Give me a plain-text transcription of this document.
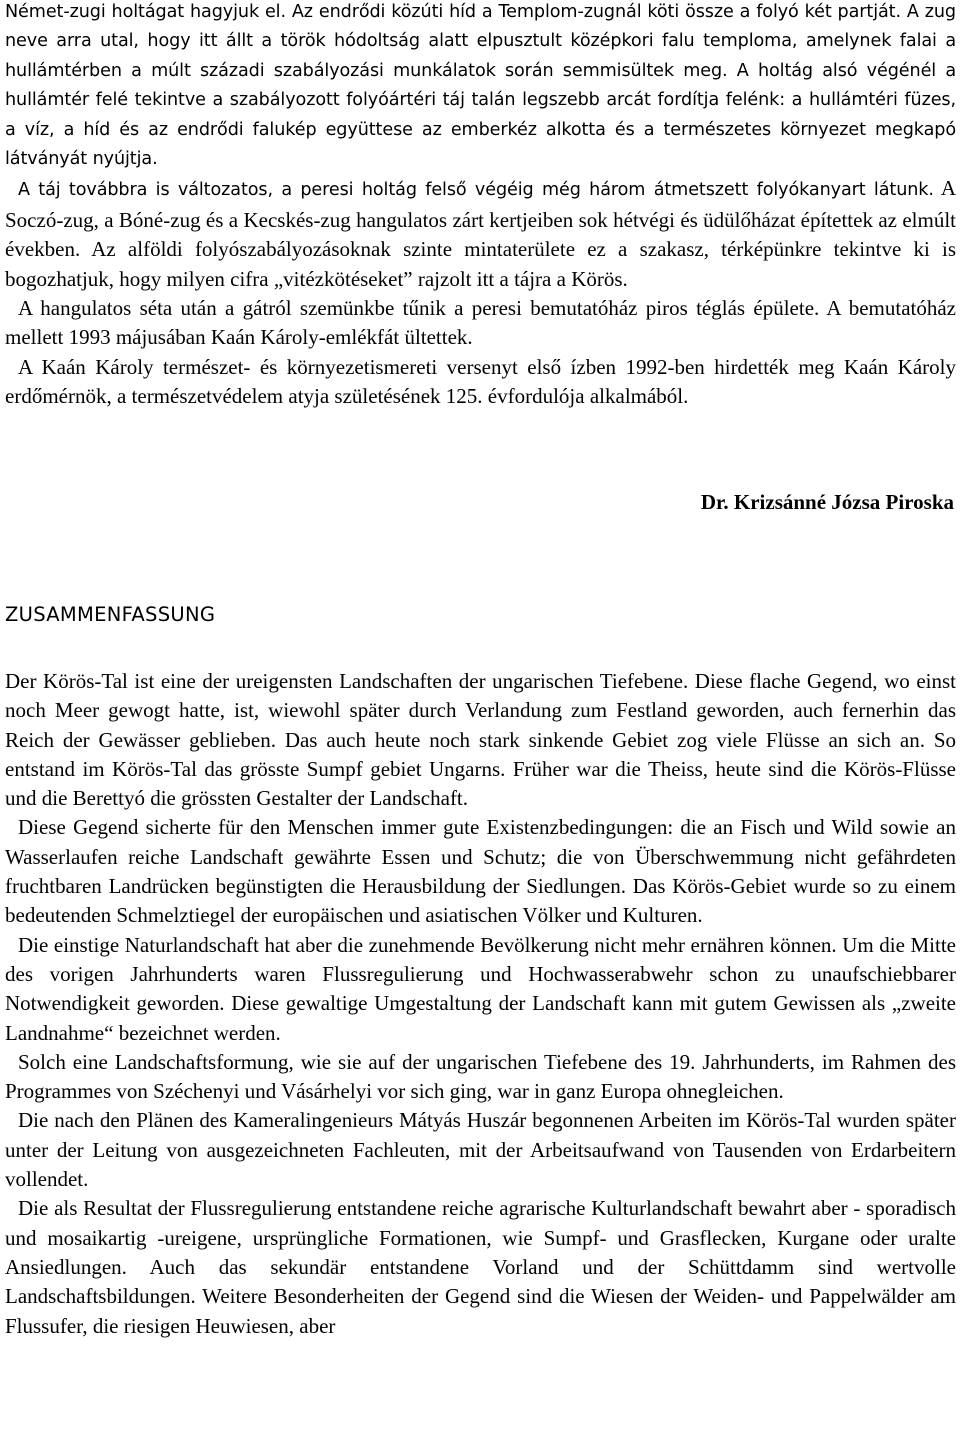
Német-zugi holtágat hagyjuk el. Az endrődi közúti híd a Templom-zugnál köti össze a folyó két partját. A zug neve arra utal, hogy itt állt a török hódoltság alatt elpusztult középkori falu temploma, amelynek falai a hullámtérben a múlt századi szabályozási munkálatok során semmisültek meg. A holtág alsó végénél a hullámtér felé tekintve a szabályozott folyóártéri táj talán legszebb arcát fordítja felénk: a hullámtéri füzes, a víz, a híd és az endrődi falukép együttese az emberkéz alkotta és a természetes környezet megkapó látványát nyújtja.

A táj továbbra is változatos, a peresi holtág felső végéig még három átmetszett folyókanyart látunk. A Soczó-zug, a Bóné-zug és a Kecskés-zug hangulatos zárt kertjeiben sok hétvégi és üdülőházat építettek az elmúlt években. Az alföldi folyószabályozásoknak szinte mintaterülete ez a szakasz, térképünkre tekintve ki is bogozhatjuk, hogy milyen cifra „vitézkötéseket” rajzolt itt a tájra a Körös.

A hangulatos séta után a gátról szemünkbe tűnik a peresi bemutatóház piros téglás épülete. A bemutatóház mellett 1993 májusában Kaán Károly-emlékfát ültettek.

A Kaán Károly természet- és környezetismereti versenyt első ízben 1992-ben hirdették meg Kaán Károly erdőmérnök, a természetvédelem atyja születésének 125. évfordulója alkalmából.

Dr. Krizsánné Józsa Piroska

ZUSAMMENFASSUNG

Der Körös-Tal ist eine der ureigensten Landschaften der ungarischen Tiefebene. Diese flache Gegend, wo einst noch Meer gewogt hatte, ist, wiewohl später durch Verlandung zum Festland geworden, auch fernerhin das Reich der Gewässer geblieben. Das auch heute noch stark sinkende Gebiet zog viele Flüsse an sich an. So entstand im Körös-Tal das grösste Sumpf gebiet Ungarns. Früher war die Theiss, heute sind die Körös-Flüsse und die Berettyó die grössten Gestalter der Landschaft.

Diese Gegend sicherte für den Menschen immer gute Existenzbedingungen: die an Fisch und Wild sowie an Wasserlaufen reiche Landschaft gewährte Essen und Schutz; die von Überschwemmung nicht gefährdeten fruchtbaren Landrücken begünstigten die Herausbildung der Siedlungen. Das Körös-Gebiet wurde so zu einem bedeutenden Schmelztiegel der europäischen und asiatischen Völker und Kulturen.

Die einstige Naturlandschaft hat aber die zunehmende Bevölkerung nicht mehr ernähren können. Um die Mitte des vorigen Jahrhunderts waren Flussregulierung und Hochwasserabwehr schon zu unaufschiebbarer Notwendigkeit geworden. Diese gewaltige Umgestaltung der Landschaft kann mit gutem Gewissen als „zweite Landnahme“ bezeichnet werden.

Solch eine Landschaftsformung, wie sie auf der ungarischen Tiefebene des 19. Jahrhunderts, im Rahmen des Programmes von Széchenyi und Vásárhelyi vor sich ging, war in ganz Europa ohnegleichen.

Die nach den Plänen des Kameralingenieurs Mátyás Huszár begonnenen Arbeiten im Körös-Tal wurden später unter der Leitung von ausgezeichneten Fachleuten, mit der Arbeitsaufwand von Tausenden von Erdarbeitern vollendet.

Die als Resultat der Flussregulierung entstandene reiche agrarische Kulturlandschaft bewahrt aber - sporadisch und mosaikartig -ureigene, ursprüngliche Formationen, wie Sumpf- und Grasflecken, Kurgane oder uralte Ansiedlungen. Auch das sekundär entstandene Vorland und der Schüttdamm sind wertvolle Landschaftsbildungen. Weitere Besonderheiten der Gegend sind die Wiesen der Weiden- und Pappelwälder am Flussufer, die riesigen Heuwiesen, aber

> **PROBLEM**
Calculate how many lines of the material include the string "Gegend", and state that number by itself.

> **TASK SOLUTION**
3